__Work required__:
Send each entry back exactly as given, pictures excluded.
[start]
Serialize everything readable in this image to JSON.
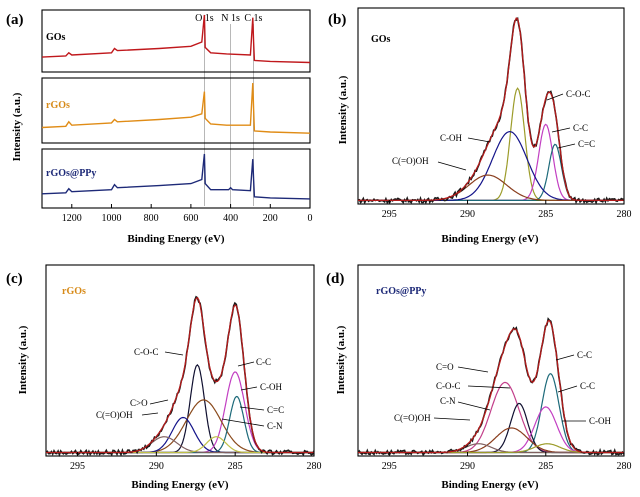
{
  "chart_data": [
    {
      "panel": "(a)",
      "type": "line",
      "title": "",
      "xlabel": "Binding Energy (eV)",
      "ylabel": "Intensity (a.u.)",
      "xlim": [
        1350,
        0
      ],
      "x_ticks": [
        1200,
        1000,
        800,
        600,
        400,
        200,
        0
      ],
      "peak_markers": [
        {
          "label": "O 1s",
          "x": 532
        },
        {
          "label": "N 1s",
          "x": 400
        },
        {
          "label": "C 1s",
          "x": 285
        }
      ],
      "series": [
        {
          "name": "GOs",
          "color": "#c0181c",
          "points": [
            [
              1350,
              0.22
            ],
            [
              1230,
              0.24
            ],
            [
              1215,
              0.3
            ],
            [
              1200,
              0.26
            ],
            [
              1000,
              0.3
            ],
            [
              985,
              0.38
            ],
            [
              970,
              0.34
            ],
            [
              760,
              0.38
            ],
            [
              600,
              0.42
            ],
            [
              545,
              0.5
            ],
            [
              532,
              1.0
            ],
            [
              528,
              0.4
            ],
            [
              500,
              0.3
            ],
            [
              420,
              0.28
            ],
            [
              300,
              0.26
            ],
            [
              288,
              0.95
            ],
            [
              284,
              0.5
            ],
            [
              280,
              0.16
            ],
            [
              200,
              0.14
            ],
            [
              0,
              0.12
            ]
          ]
        },
        {
          "name": "rGOs",
          "color": "#e08c16",
          "points": [
            [
              1350,
              0.22
            ],
            [
              1230,
              0.24
            ],
            [
              1215,
              0.32
            ],
            [
              1200,
              0.26
            ],
            [
              1000,
              0.3
            ],
            [
              985,
              0.36
            ],
            [
              970,
              0.32
            ],
            [
              760,
              0.36
            ],
            [
              600,
              0.4
            ],
            [
              545,
              0.46
            ],
            [
              532,
              0.85
            ],
            [
              528,
              0.38
            ],
            [
              500,
              0.28
            ],
            [
              420,
              0.26
            ],
            [
              300,
              0.26
            ],
            [
              288,
              1.0
            ],
            [
              284,
              0.55
            ],
            [
              280,
              0.16
            ],
            [
              200,
              0.14
            ],
            [
              0,
              0.12
            ]
          ]
        },
        {
          "name": "rGOs@PPy",
          "color": "#1e2a78",
          "points": [
            [
              1350,
              0.22
            ],
            [
              1230,
              0.24
            ],
            [
              1215,
              0.32
            ],
            [
              1200,
              0.26
            ],
            [
              1000,
              0.3
            ],
            [
              985,
              0.4
            ],
            [
              970,
              0.34
            ],
            [
              760,
              0.38
            ],
            [
              600,
              0.42
            ],
            [
              545,
              0.5
            ],
            [
              532,
              1.0
            ],
            [
              528,
              0.42
            ],
            [
              500,
              0.3
            ],
            [
              410,
              0.3
            ],
            [
              400,
              0.34
            ],
            [
              390,
              0.3
            ],
            [
              300,
              0.28
            ],
            [
              288,
              0.9
            ],
            [
              284,
              0.5
            ],
            [
              280,
              0.16
            ],
            [
              200,
              0.14
            ],
            [
              0,
              0.12
            ]
          ]
        }
      ]
    },
    {
      "panel": "(b)",
      "type": "line",
      "title": "GOs",
      "xlabel": "Binding Energy (eV)",
      "ylabel": "Intensity (a.u.)",
      "xlim": [
        297,
        280
      ],
      "ylim": [
        0,
        1.05
      ],
      "x_ticks": [
        295,
        290,
        285,
        280
      ],
      "baseline": 0.02,
      "envelope_color": "#b31b1b",
      "components": [
        {
          "label": "C-O-C",
          "center": 286.8,
          "height": 0.62,
          "sigma": 0.45,
          "color": "#9c9c2a"
        },
        {
          "label": "C-C",
          "center": 285.0,
          "height": 0.42,
          "sigma": 0.45,
          "color": "#c23fc2"
        },
        {
          "label": "C=C",
          "center": 284.4,
          "height": 0.31,
          "sigma": 0.4,
          "color": "#1d6a7a"
        },
        {
          "label": "C-OH",
          "center": 287.3,
          "height": 0.38,
          "sigma": 1.1,
          "color": "#14148a"
        },
        {
          "label": "C(=O)OH",
          "center": 288.7,
          "height": 0.14,
          "sigma": 1.2,
          "color": "#8a3e1e"
        }
      ]
    },
    {
      "panel": "(c)",
      "type": "line",
      "title": "rGOs",
      "xlabel": "Binding Energy (eV)",
      "ylabel": "Intensity (a.u.)",
      "xlim": [
        297,
        280
      ],
      "ylim": [
        0,
        1.05
      ],
      "x_ticks": [
        295,
        290,
        285,
        280
      ],
      "baseline": 0.02,
      "envelope_color": "#b31b1b",
      "components": [
        {
          "label": "C-O-C",
          "center": 287.4,
          "height": 0.5,
          "sigma": 0.45,
          "color": "#101030"
        },
        {
          "label": "C-C",
          "center": 285.0,
          "height": 0.46,
          "sigma": 0.6,
          "color": "#c23fc2"
        },
        {
          "label": "C-OH",
          "center": 287.0,
          "height": 0.3,
          "sigma": 1.1,
          "color": "#8a4a1c"
        },
        {
          "label": "C=C",
          "center": 284.9,
          "height": 0.32,
          "sigma": 0.45,
          "color": "#1d6a7a"
        },
        {
          "label": "C>O",
          "center": 288.3,
          "height": 0.2,
          "sigma": 0.7,
          "color": "#14148a"
        },
        {
          "label": "C(=O)OH",
          "center": 289.5,
          "height": 0.09,
          "sigma": 0.8,
          "color": "#806060"
        },
        {
          "label": "C-N",
          "center": 286.2,
          "height": 0.09,
          "sigma": 0.6,
          "color": "#c0c048"
        }
      ]
    },
    {
      "panel": "(d)",
      "type": "line",
      "title": "rGOs@PPy",
      "xlabel": "Binding Energy (eV)",
      "ylabel": "Intensity (a.u.)",
      "xlim": [
        297,
        280
      ],
      "ylim": [
        0,
        1.05
      ],
      "x_ticks": [
        295,
        290,
        285,
        280
      ],
      "baseline": 0.02,
      "envelope_color": "#b31b1b",
      "components": [
        {
          "label": "C=O",
          "center": 287.6,
          "height": 0.4,
          "sigma": 0.9,
          "color": "#c23f8a"
        },
        {
          "label": "C-C",
          "center": 284.7,
          "height": 0.45,
          "sigma": 0.55,
          "color": "#1d6a7a"
        },
        {
          "label": "C-O-C",
          "center": 286.7,
          "height": 0.28,
          "sigma": 0.55,
          "color": "#101030"
        },
        {
          "label": "C-C",
          "center": 285.0,
          "height": 0.26,
          "sigma": 0.7,
          "color": "#c23fc2"
        },
        {
          "label": "C-N",
          "center": 287.2,
          "height": 0.14,
          "sigma": 1.0,
          "color": "#8a3e1e"
        },
        {
          "label": "C(=O)OH",
          "center": 289.3,
          "height": 0.05,
          "sigma": 0.8,
          "color": "#806060"
        },
        {
          "label": "C-OH",
          "center": 284.9,
          "height": 0.05,
          "sigma": 0.8,
          "color": "#9c9c2a"
        }
      ]
    }
  ]
}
[end]
__Completed exercise__:
Serialize everything readable in this image to JSON.
{
  "chart_data": [
    {
      "panel": "(a)",
      "type": "line",
      "title": "",
      "xlabel": "Binding Energy (eV)",
      "ylabel": "Intensity (a.u.)",
      "xlim": [
        1350,
        0
      ],
      "x_ticks": [
        1200,
        1000,
        800,
        600,
        400,
        200,
        0
      ],
      "peak_markers": [
        {
          "label": "O 1s",
          "x": 532
        },
        {
          "label": "N 1s",
          "x": 400
        },
        {
          "label": "C 1s",
          "x": 285
        }
      ],
      "series": [
        {
          "name": "GOs",
          "color": "#c0181c",
          "points": [
            [
              1350,
              0.22
            ],
            [
              1230,
              0.24
            ],
            [
              1215,
              0.3
            ],
            [
              1200,
              0.26
            ],
            [
              1000,
              0.3
            ],
            [
              985,
              0.38
            ],
            [
              970,
              0.34
            ],
            [
              760,
              0.38
            ],
            [
              600,
              0.42
            ],
            [
              545,
              0.5
            ],
            [
              532,
              1.0
            ],
            [
              528,
              0.4
            ],
            [
              500,
              0.3
            ],
            [
              420,
              0.28
            ],
            [
              300,
              0.26
            ],
            [
              288,
              0.95
            ],
            [
              284,
              0.5
            ],
            [
              280,
              0.16
            ],
            [
              200,
              0.14
            ],
            [
              0,
              0.12
            ]
          ]
        },
        {
          "name": "rGOs",
          "color": "#e08c16",
          "points": [
            [
              1350,
              0.22
            ],
            [
              1230,
              0.24
            ],
            [
              1215,
              0.32
            ],
            [
              1200,
              0.26
            ],
            [
              1000,
              0.3
            ],
            [
              985,
              0.36
            ],
            [
              970,
              0.32
            ],
            [
              760,
              0.36
            ],
            [
              600,
              0.4
            ],
            [
              545,
              0.46
            ],
            [
              532,
              0.85
            ],
            [
              528,
              0.38
            ],
            [
              500,
              0.28
            ],
            [
              420,
              0.26
            ],
            [
              300,
              0.26
            ],
            [
              288,
              1.0
            ],
            [
              284,
              0.55
            ],
            [
              280,
              0.16
            ],
            [
              200,
              0.14
            ],
            [
              0,
              0.12
            ]
          ]
        },
        {
          "name": "rGOs@PPy",
          "color": "#1e2a78",
          "points": [
            [
              1350,
              0.22
            ],
            [
              1230,
              0.24
            ],
            [
              1215,
              0.32
            ],
            [
              1200,
              0.26
            ],
            [
              1000,
              0.3
            ],
            [
              985,
              0.4
            ],
            [
              970,
              0.34
            ],
            [
              760,
              0.38
            ],
            [
              600,
              0.42
            ],
            [
              545,
              0.5
            ],
            [
              532,
              1.0
            ],
            [
              528,
              0.42
            ],
            [
              500,
              0.3
            ],
            [
              410,
              0.3
            ],
            [
              400,
              0.34
            ],
            [
              390,
              0.3
            ],
            [
              300,
              0.28
            ],
            [
              288,
              0.9
            ],
            [
              284,
              0.5
            ],
            [
              280,
              0.16
            ],
            [
              200,
              0.14
            ],
            [
              0,
              0.12
            ]
          ]
        }
      ]
    },
    {
      "panel": "(b)",
      "type": "line",
      "title": "GOs",
      "xlabel": "Binding Energy (eV)",
      "ylabel": "Intensity (a.u.)",
      "xlim": [
        297,
        280
      ],
      "ylim": [
        0,
        1.05
      ],
      "x_ticks": [
        295,
        290,
        285,
        280
      ],
      "baseline": 0.02,
      "envelope_color": "#b31b1b",
      "components": [
        {
          "label": "C-O-C",
          "center": 286.8,
          "height": 0.62,
          "sigma": 0.45,
          "color": "#9c9c2a"
        },
        {
          "label": "C-C",
          "center": 285.0,
          "height": 0.42,
          "sigma": 0.45,
          "color": "#c23fc2"
        },
        {
          "label": "C=C",
          "center": 284.4,
          "height": 0.31,
          "sigma": 0.4,
          "color": "#1d6a7a"
        },
        {
          "label": "C-OH",
          "center": 287.3,
          "height": 0.38,
          "sigma": 1.1,
          "color": "#14148a"
        },
        {
          "label": "C(=O)OH",
          "center": 288.7,
          "height": 0.14,
          "sigma": 1.2,
          "color": "#8a3e1e"
        }
      ]
    },
    {
      "panel": "(c)",
      "type": "line",
      "title": "rGOs",
      "xlabel": "Binding Energy (eV)",
      "ylabel": "Intensity (a.u.)",
      "xlim": [
        297,
        280
      ],
      "ylim": [
        0,
        1.05
      ],
      "x_ticks": [
        295,
        290,
        285,
        280
      ],
      "baseline": 0.02,
      "envelope_color": "#b31b1b",
      "components": [
        {
          "label": "C-O-C",
          "center": 287.4,
          "height": 0.5,
          "sigma": 0.45,
          "color": "#101030"
        },
        {
          "label": "C-C",
          "center": 285.0,
          "height": 0.46,
          "sigma": 0.6,
          "color": "#c23fc2"
        },
        {
          "label": "C-OH",
          "center": 287.0,
          "height": 0.3,
          "sigma": 1.1,
          "color": "#8a4a1c"
        },
        {
          "label": "C=C",
          "center": 284.9,
          "height": 0.32,
          "sigma": 0.45,
          "color": "#1d6a7a"
        },
        {
          "label": "C>O",
          "center": 288.3,
          "height": 0.2,
          "sigma": 0.7,
          "color": "#14148a"
        },
        {
          "label": "C(=O)OH",
          "center": 289.5,
          "height": 0.09,
          "sigma": 0.8,
          "color": "#806060"
        },
        {
          "label": "C-N",
          "center": 286.2,
          "height": 0.09,
          "sigma": 0.6,
          "color": "#c0c048"
        }
      ]
    },
    {
      "panel": "(d)",
      "type": "line",
      "title": "rGOs@PPy",
      "xlabel": "Binding Energy (eV)",
      "ylabel": "Intensity (a.u.)",
      "xlim": [
        297,
        280
      ],
      "ylim": [
        0,
        1.05
      ],
      "x_ticks": [
        295,
        290,
        285,
        280
      ],
      "baseline": 0.02,
      "envelope_color": "#b31b1b",
      "components": [
        {
          "label": "C=O",
          "center": 287.6,
          "height": 0.4,
          "sigma": 0.9,
          "color": "#c23f8a"
        },
        {
          "label": "C-C",
          "center": 284.7,
          "height": 0.45,
          "sigma": 0.55,
          "color": "#1d6a7a"
        },
        {
          "label": "C-O-C",
          "center": 286.7,
          "height": 0.28,
          "sigma": 0.55,
          "color": "#101030"
        },
        {
          "label": "C-C",
          "center": 285.0,
          "height": 0.26,
          "sigma": 0.7,
          "color": "#c23fc2"
        },
        {
          "label": "C-N",
          "center": 287.2,
          "height": 0.14,
          "sigma": 1.0,
          "color": "#8a3e1e"
        },
        {
          "label": "C(=O)OH",
          "center": 289.3,
          "height": 0.05,
          "sigma": 0.8,
          "color": "#806060"
        },
        {
          "label": "C-OH",
          "center": 284.9,
          "height": 0.05,
          "sigma": 0.8,
          "color": "#9c9c2a"
        }
      ]
    }
  ]
}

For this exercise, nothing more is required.